◆ Work required:
Everything in the listing except the pictures should be written out exactly.

--- begin Records supplied ---

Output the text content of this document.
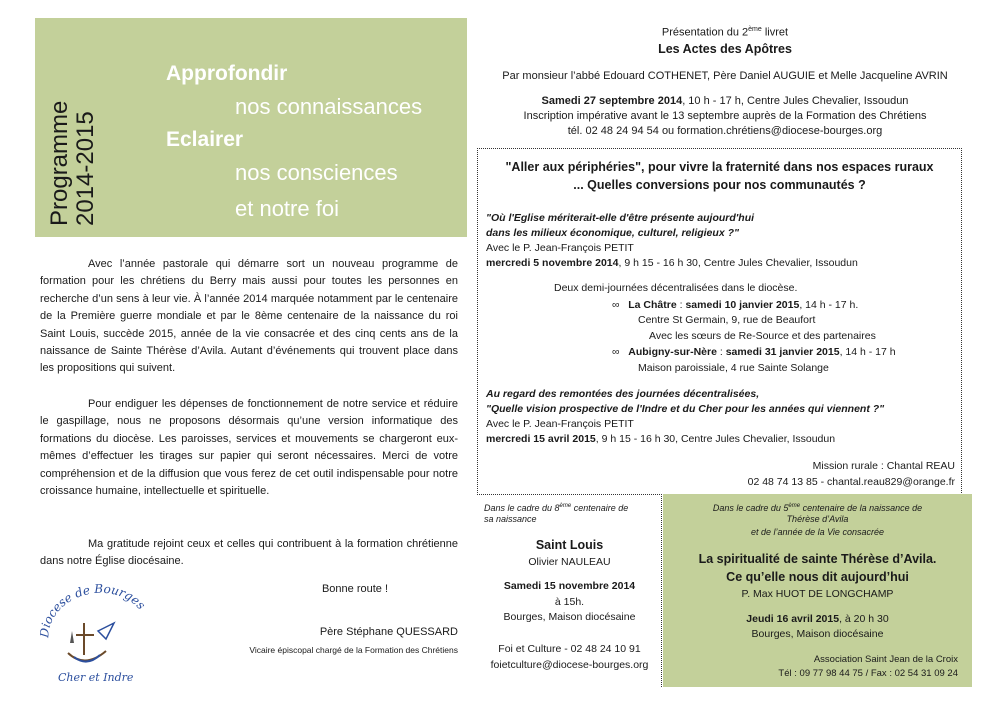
Programme 2014-2015
Approfondir
nos connaissances
Eclairer
nos consciences
et notre foi
Avec l’année pastorale qui démarre sort un nouveau programme de formation pour les chrétiens du Berry mais aussi pour toutes les personnes en recherche d’un sens à leur vie. À l’année 2014 marquée notamment par le centenaire de la Première guerre mondiale et par le 8ème centenaire de la naissance du roi Saint Louis, succède 2015, année de la vie consacrée et des cinq cents ans de la naissance de Sainte Thérèse d’Avila. Autant d’événements qui trouvent place dans les propositions qui suivent.
Pour endiguer les dépenses de fonctionnement de notre service et réduire le gaspillage, nous ne proposons désormais qu’une version informatique des formations du diocèse. Les paroisses, services et mouvements se chargeront eux-mêmes d’effectuer les tirages sur papier qui seront nécessaires. Merci de votre compréhension et de la diffusion que vous ferez de cet outil indispensable pour notre croissance humaine, intellectuelle et spirituelle.
Ma gratitude rejoint ceux et celles qui contribuent à la formation chrétienne dans notre Église diocésaine.
Bonne route !
Père Stéphane QUESSARD
Vicaire épiscopal chargé de la Formation des Chrétiens
Diocese de Bourges
Cher et Indre
Présentation du 2ème livret
Les Actes des Apôtres
Par monsieur l’abbé Edouard COTHENET, Père Daniel AUGUIE et Melle Jacqueline AVRIN
Samedi 27 septembre 2014, 10 h - 17 h, Centre Jules Chevalier, Issoudun
Inscription impérative avant le 13 septembre auprès de la Formation des Chrétiens
tél. 02 48 24 94 54 ou formation.chrétiens@diocese-bourges.org
"Aller aux périphéries", pour vivre la fraternité dans nos espaces ruraux
... Quelles conversions pour nos communautés ?
"Où l'Eglise mériterait-elle d'être présente aujourd'hui
dans les milieux économique, culturel, religieux ?"
Avec le P. Jean-François PETIT
mercredi 5 novembre 2014, 9 h 15 - 16 h 30, Centre Jules Chevalier, Issoudun
Deux demi-journées décentralisées dans le diocèse.
∞ La Châtre : samedi 10 janvier 2015, 14 h - 17 h.
Centre St Germain, 9, rue de Beaufort
Avec les sœurs de Re-Source et des partenaires
∞ Aubigny-sur-Nère : samedi 31 janvier 2015, 14 h - 17 h
Maison paroissiale, 4 rue Sainte Solange
Au regard des remontées des journées décentralisées,
"Quelle vision prospective de l'Indre et du Cher pour les années qui viennent ?"
Avec le P. Jean-François PETIT
mercredi 15 avril 2015, 9 h 15 - 16 h 30, Centre Jules Chevalier, Issoudun
Mission rurale : Chantal REAU
02 48 74 13 85 - chantal.reau829@orange.fr
Dans le cadre du 8ème centenaire de
sa naissance
Saint Louis
Olivier NAULEAU
Samedi 15 novembre 2014
à 15h.
Bourges, Maison diocésaine
Foi et Culture - 02 48 24 10 91
foietculture@diocese-bourges.org
Dans le cadre du 5ème centenaire de la naissance de
Thérèse d’Avila
et de l’année de la Vie consacrée
La spiritualité de sainte Thérèse d’Avila.
Ce qu’elle nous dit aujourd’hui
P. Max HUOT DE LONGCHAMP
Jeudi 16 avril 2015, à 20 h 30
Bourges, Maison diocésaine
Association Saint Jean de la Croix
Tél : 09 77 98 44 75 / Fax : 02 54 31 09 24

--- end Records supplied ---

◆ Solution to the problem:
Output the text content of this document.
Programme 2014-2015
Approfondir
nos connaissances
Eclairer
nos consciences
et notre foi
Avec l’année pastorale qui démarre sort un nouveau programme de formation pour les chrétiens du Berry mais aussi pour toutes les personnes en recherche d’un sens à leur vie. À l’année 2014 marquée notamment par le centenaire de la Première guerre mondiale et par le 8ème centenaire de la naissance du roi Saint Louis, succède 2015, année de la vie consacrée et des cinq cents ans de la naissance de Sainte Thérèse d’Avila. Autant d’événements qui trouvent place dans les propositions qui suivent.
Pour endiguer les dépenses de fonctionnement de notre service et réduire le gaspillage, nous ne proposons désormais qu’une version informatique des formations du diocèse. Les paroisses, services et mouvements se chargeront eux-mêmes d’effectuer les tirages sur papier qui seront nécessaires. Merci de votre compréhension et de la diffusion que vous ferez de cet outil indispensable pour notre croissance humaine, intellectuelle et spirituelle.
Ma gratitude rejoint ceux et celles qui contribuent à la formation chrétienne dans notre Église diocésaine.
Bonne route !
Père Stéphane QUESSARD
Vicaire épiscopal chargé de la Formation des Chrétiens
Diocese de Bourges
Cher et Indre
Présentation du 2ème livret
Les Actes des Apôtres
Par monsieur l’abbé Edouard COTHENET, Père Daniel AUGUIE et Melle Jacqueline AVRIN
Samedi 27 septembre 2014, 10 h - 17 h, Centre Jules Chevalier, Issoudun
Inscription impérative avant le 13 septembre auprès de la Formation des Chrétiens
tél. 02 48 24 94 54 ou formation.chrétiens@diocese-bourges.org
"Aller aux périphéries", pour vivre la fraternité dans nos espaces ruraux
... Quelles conversions pour nos communautés ?
"Où l'Eglise mériterait-elle d'être présente aujourd'hui
dans les milieux économique, culturel, religieux ?"
Avec le P. Jean-François PETIT
mercredi 5 novembre 2014, 9 h 15 - 16 h 30, Centre Jules Chevalier, Issoudun
Deux demi-journées décentralisées dans le diocèse.
∞ La Châtre : samedi 10 janvier 2015, 14 h - 17 h.
Centre St Germain, 9, rue de Beaufort
Avec les sœurs de Re-Source et des partenaires
∞ Aubigny-sur-Nère : samedi 31 janvier 2015, 14 h - 17 h
Maison paroissiale, 4 rue Sainte Solange
Au regard des remontées des journées décentralisées,
"Quelle vision prospective de l'Indre et du Cher pour les années qui viennent ?"
Avec le P. Jean-François PETIT
mercredi 15 avril 2015, 9 h 15 - 16 h 30, Centre Jules Chevalier, Issoudun
Mission rurale : Chantal REAU
02 48 74 13 85 - chantal.reau829@orange.fr
Dans le cadre du 8ème centenaire de
sa naissance
Saint Louis
Olivier NAULEAU
Samedi 15 novembre 2014
à 15h.
Bourges, Maison diocésaine
Foi et Culture - 02 48 24 10 91
foietculture@diocese-bourges.org
Dans le cadre du 5ème centenaire de la naissance de
Thérèse d’Avila
et de l’année de la Vie consacrée
La spiritualité de sainte Thérèse d’Avila.
Ce qu’elle nous dit aujourd’hui
P. Max HUOT DE LONGCHAMP
Jeudi 16 avril 2015, à 20 h 30
Bourges, Maison diocésaine
Association Saint Jean de la Croix
Tél : 09 77 98 44 75 / Fax : 02 54 31 09 24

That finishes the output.